▶ WHAT YOU NEED TO DO
Write the records below out in full, character for character, with no pictures.

▶ EXERCISE INPUT
********
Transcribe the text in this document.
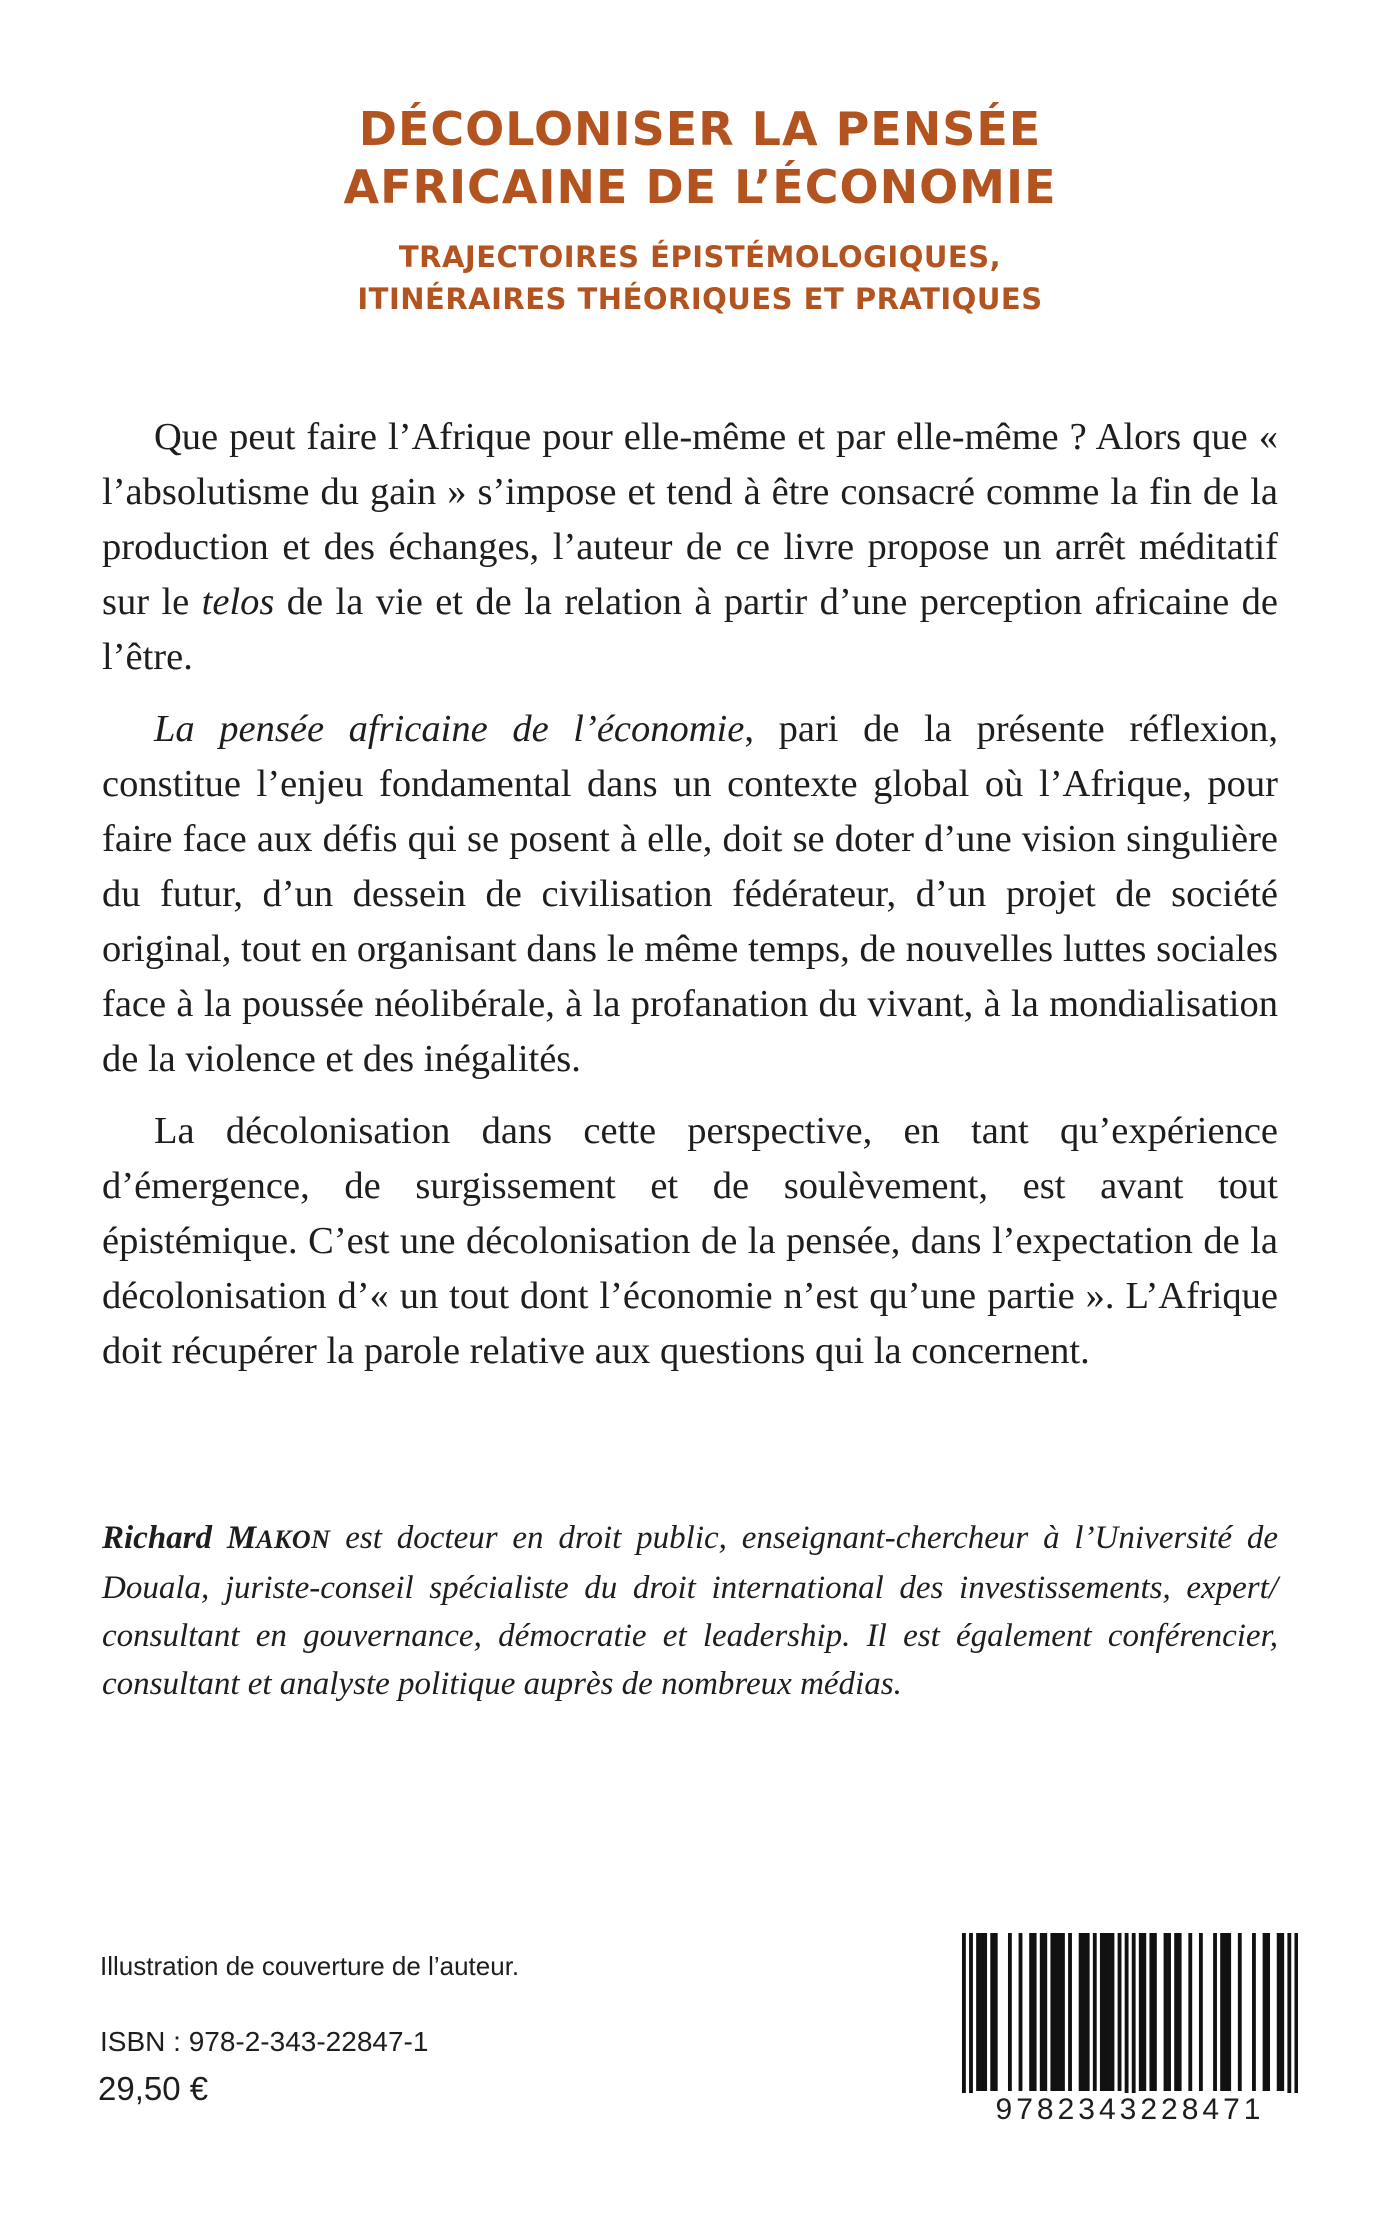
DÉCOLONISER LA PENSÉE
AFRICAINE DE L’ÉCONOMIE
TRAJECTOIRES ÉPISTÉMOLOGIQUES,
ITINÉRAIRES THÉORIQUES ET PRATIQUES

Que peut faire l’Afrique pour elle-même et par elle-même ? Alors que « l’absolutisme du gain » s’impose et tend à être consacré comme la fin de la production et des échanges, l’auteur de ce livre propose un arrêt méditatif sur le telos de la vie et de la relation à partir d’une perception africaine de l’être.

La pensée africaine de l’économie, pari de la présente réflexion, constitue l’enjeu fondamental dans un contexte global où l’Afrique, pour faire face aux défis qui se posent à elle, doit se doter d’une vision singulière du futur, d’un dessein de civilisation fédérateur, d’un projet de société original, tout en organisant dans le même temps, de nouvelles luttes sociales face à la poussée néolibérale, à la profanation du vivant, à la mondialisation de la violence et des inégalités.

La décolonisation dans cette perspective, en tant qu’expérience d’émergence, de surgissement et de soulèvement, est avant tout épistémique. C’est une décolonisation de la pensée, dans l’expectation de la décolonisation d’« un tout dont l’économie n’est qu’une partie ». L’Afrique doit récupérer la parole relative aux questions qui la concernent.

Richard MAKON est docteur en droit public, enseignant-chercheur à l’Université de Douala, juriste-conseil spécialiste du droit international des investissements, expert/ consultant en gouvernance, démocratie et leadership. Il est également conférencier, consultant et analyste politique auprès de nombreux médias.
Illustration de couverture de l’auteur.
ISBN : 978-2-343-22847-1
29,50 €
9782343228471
********
▶ RESULT FOR THIS EXERCISE
Transcribe the text in this document.
DÉCOLONISER LA PENSÉE
AFRICAINE DE L’ÉCONOMIE
TRAJECTOIRES ÉPISTÉMOLOGIQUES,
ITINÉRAIRES THÉORIQUES ET PRATIQUES

Que peut faire l’Afrique pour elle-même et par elle-même ? Alors que « l’absolutisme du gain » s’impose et tend à être consacré comme la fin de la production et des échanges, l’auteur de ce livre propose un arrêt méditatif sur le telos de la vie et de la relation à partir d’une perception africaine de l’être.

La pensée africaine de l’économie, pari de la présente réflexion, constitue l’enjeu fondamental dans un contexte global où l’Afrique, pour faire face aux défis qui se posent à elle, doit se doter d’une vision singulière du futur, d’un dessein de civilisation fédérateur, d’un projet de société original, tout en organisant dans le même temps, de nouvelles luttes sociales face à la poussée néolibérale, à la profanation du vivant, à la mondialisation de la violence et des inégalités.

La décolonisation dans cette perspective, en tant qu’expérience d’émergence, de surgissement et de soulèvement, est avant tout épistémique. C’est une décolonisation de la pensée, dans l’expectation de la décolonisation d’« un tout dont l’économie n’est qu’une partie ». L’Afrique doit récupérer la parole relative aux questions qui la concernent.

Richard MAKON est docteur en droit public, enseignant-chercheur à l’Université de Douala, juriste-conseil spécialiste du droit international des investissements, expert/ consultant en gouvernance, démocratie et leadership. Il est également conférencier, consultant et analyste politique auprès de nombreux médias.
Illustration de couverture de l’auteur.
ISBN : 978-2-343-22847-1
29,50 €
9782343228471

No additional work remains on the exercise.